> **DOCUMENT PASSAGE**
^^^^^^^^^^^^^^^^
# Little Bottle - What do you think?



## gargreen (Jun 24, 2010)

I found this little bottle. I am assuming shoe polish bottle. Still has the brush in it and looks to be polish in it. I cannot get it open. It says:

 Esquire White Scuff-Kote

 Bottom Says:

 KNOMARK MFG. CO. INC. BKLYN N.Y.
 556 2OZ 8-

 Should I attempt to get the lid off and clean it out?

 If you would like to see more pics let me know and I will post them. Thanks!


----------



## woodswalker (Jun 24, 2010)

Sometimes they are more valuable with the contents in them....and then sometime you don't know what is in the bottle and could potentially be hazardous to breath in...if you do clean it out I'd wear gloves and do it out side it might make your house smell awful....
    Thats just my opinion...some one else may have a better idea!  It would look pretty cool cleaned up  tho...i  like it nice find[]
 Manda~


----------



## gargreen (Jun 24, 2010)

Thanks for the tip. Knowing me I would have tried to open the thing in the house and piss off my wife with the smell. [:-]  She gets mad that I keep bringing "junk" home.


----------



## woodswalker (Jun 24, 2010)

It's not junk tho!!! Get a nice collection going and put your "junk treasures" up in your man cave!!!  Maybe one day she'll see the value in it you never know...


----------



## gargreen (Jun 24, 2010)

I hope! Cause I love my "Junk." Since I also metal detect this cellar holes I come home with all sorts a stuff.


----------



## surfaceone (Jun 24, 2010)

Hey Garrett,

 Here's the Wiki-Esquire. You might have the metal cap disintegrate if you try to get it off. Should that happen, at least you can tune up your white bucks.[8D]


----------
^^^^^^^^^^^^^^^^
> **GIVEN TASK 1**
Print everything in the bottle thread from "Should I attempt" down to "house smell awful....".
^^^^^^^^^^^^^^^^
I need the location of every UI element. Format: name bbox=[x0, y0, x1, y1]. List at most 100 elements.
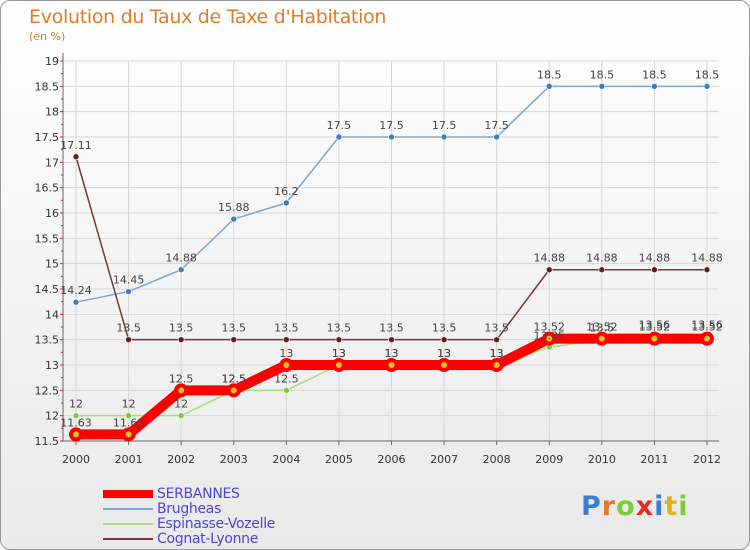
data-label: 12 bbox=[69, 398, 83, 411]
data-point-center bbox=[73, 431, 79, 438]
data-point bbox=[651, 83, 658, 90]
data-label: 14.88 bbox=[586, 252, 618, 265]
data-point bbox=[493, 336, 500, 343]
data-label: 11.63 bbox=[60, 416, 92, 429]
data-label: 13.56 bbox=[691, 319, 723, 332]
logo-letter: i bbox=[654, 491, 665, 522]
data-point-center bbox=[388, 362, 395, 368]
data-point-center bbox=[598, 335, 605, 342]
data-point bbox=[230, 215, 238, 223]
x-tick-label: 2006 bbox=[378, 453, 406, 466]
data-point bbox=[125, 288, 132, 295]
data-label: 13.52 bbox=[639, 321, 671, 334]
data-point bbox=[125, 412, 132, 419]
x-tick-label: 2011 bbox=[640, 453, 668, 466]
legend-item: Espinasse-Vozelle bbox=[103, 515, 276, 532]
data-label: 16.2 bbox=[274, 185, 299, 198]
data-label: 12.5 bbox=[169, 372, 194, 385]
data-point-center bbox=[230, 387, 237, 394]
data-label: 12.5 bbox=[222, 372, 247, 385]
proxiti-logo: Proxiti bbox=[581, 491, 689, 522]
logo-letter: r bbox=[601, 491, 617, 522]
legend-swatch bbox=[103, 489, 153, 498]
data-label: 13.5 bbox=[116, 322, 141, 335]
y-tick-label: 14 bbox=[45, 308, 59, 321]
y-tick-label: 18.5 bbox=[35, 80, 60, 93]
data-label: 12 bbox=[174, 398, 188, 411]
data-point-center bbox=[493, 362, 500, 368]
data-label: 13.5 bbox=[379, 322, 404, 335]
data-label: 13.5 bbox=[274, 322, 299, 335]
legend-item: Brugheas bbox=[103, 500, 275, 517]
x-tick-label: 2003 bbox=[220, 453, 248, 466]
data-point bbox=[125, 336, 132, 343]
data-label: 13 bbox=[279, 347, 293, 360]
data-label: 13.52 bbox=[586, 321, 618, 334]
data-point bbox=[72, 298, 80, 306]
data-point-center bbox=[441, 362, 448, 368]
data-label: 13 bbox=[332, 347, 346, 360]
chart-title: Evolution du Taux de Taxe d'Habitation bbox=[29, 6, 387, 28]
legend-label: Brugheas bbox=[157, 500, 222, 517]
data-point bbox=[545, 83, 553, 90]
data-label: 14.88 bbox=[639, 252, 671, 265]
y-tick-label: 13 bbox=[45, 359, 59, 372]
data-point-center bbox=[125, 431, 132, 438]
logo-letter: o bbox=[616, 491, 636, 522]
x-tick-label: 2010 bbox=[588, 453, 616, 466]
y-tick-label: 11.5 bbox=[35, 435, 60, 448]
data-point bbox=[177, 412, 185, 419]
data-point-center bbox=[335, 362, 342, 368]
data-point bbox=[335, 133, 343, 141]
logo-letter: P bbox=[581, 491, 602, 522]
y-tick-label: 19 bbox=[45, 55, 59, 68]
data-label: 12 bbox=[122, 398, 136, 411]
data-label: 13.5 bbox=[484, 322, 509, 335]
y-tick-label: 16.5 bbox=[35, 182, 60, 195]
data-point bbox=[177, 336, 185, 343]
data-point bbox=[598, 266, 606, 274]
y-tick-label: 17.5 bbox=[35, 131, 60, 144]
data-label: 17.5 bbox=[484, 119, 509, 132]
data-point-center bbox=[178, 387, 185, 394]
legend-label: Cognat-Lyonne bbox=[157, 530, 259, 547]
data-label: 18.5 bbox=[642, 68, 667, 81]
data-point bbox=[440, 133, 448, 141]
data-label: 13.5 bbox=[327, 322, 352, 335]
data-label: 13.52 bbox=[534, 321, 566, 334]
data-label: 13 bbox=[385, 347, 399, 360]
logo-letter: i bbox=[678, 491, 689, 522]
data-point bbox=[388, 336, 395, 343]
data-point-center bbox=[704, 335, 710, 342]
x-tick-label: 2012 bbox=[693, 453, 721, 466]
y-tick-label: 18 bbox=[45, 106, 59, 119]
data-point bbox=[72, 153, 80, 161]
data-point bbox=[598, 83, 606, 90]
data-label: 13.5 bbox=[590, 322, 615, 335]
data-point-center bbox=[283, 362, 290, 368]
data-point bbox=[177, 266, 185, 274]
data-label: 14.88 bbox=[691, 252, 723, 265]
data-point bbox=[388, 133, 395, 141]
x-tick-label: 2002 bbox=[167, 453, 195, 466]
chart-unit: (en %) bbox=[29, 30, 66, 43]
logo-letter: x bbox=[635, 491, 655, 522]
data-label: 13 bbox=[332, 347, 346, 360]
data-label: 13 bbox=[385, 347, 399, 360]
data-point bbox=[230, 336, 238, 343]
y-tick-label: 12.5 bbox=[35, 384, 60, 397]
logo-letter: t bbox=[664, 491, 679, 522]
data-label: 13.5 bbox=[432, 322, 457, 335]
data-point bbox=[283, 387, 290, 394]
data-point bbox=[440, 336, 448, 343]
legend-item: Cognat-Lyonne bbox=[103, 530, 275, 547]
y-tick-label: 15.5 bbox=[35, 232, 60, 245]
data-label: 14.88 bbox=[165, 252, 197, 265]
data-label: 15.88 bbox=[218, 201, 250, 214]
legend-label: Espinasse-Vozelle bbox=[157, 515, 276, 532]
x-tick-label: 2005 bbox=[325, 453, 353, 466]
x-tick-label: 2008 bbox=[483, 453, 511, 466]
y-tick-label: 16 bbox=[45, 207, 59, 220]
^^^^^^^^^^^^^^^^
> **GIVEN TASK 2**
List every line of the entries that contains the string "chart", matching case exactly.

> **FINISHED ANSWER 1**
Should I attempt to get the lid off and clean it out?

 If you would like to see more pics let me know and I will post them. Thanks!


----------



## woodswalker (Jun 24, 2010)

Sometimes they are more valuable with the contents in them....and then sometime you don't know what is in the bottle and could potentially be hazardous to breath in...if you do clean it out I'd wear gloves and do it out side it might make your house smell awful....

> **FINISHED ANSWER 2**
chart-title: Evolution du Taux de Taxe d'Habitation bbox=[29, 6, 387, 28]
chart-unit: (en %) bbox=[29, 30, 66, 43]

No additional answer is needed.